> _Material shown_
---

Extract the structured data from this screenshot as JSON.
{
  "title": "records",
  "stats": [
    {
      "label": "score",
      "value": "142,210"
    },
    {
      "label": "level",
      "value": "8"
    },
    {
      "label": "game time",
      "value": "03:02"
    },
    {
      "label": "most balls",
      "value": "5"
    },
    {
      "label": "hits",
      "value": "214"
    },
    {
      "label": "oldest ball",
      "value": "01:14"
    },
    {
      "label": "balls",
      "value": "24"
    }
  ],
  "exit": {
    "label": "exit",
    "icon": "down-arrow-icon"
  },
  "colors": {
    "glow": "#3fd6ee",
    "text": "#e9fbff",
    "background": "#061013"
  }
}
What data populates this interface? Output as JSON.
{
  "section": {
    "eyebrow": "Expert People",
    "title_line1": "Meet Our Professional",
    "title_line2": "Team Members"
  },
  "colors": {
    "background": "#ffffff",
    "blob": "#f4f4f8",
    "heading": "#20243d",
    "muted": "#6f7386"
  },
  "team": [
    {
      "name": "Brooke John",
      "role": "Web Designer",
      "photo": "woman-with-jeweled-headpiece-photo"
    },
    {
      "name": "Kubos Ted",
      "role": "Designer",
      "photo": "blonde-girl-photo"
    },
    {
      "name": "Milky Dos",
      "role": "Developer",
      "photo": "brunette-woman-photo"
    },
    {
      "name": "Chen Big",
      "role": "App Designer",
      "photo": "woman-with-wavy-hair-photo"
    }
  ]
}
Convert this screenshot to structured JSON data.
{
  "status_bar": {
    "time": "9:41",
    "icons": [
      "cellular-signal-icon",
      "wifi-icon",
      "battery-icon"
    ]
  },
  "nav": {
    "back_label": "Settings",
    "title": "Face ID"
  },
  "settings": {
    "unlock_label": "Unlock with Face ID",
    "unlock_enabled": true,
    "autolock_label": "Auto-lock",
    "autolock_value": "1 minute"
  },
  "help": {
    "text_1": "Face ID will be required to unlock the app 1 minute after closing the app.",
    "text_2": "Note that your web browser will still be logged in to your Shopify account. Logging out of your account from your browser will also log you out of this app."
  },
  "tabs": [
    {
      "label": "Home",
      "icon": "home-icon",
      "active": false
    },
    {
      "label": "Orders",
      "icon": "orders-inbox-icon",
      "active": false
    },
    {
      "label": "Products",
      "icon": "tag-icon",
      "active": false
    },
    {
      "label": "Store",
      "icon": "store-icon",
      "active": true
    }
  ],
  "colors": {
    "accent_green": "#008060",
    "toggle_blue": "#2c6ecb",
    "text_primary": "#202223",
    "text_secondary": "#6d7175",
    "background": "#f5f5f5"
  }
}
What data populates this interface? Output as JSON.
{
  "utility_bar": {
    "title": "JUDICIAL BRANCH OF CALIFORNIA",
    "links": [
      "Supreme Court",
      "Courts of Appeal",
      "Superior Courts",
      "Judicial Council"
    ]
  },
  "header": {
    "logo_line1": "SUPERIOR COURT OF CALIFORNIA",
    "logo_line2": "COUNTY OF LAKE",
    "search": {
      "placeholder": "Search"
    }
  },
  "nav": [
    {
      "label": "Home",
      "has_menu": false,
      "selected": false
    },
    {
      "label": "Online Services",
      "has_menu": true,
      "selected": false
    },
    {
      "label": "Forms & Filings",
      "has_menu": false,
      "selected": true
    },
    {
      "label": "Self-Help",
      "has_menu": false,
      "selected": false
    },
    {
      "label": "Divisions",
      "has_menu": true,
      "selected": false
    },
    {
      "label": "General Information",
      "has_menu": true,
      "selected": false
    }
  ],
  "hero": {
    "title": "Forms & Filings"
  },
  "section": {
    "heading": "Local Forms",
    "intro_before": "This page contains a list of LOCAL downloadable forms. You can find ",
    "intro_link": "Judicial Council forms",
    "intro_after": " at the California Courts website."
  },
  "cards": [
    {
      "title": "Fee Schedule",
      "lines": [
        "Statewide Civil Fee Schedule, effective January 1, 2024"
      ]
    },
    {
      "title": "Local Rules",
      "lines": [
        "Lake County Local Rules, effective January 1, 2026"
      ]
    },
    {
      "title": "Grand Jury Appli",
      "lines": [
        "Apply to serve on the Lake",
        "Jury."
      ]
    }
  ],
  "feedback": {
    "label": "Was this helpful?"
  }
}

---

> _Your instructions_
Where a line above holds the string "heading", show that line.

> _Exercise result_
    "heading": "#20243d",
    "heading": "Local Forms",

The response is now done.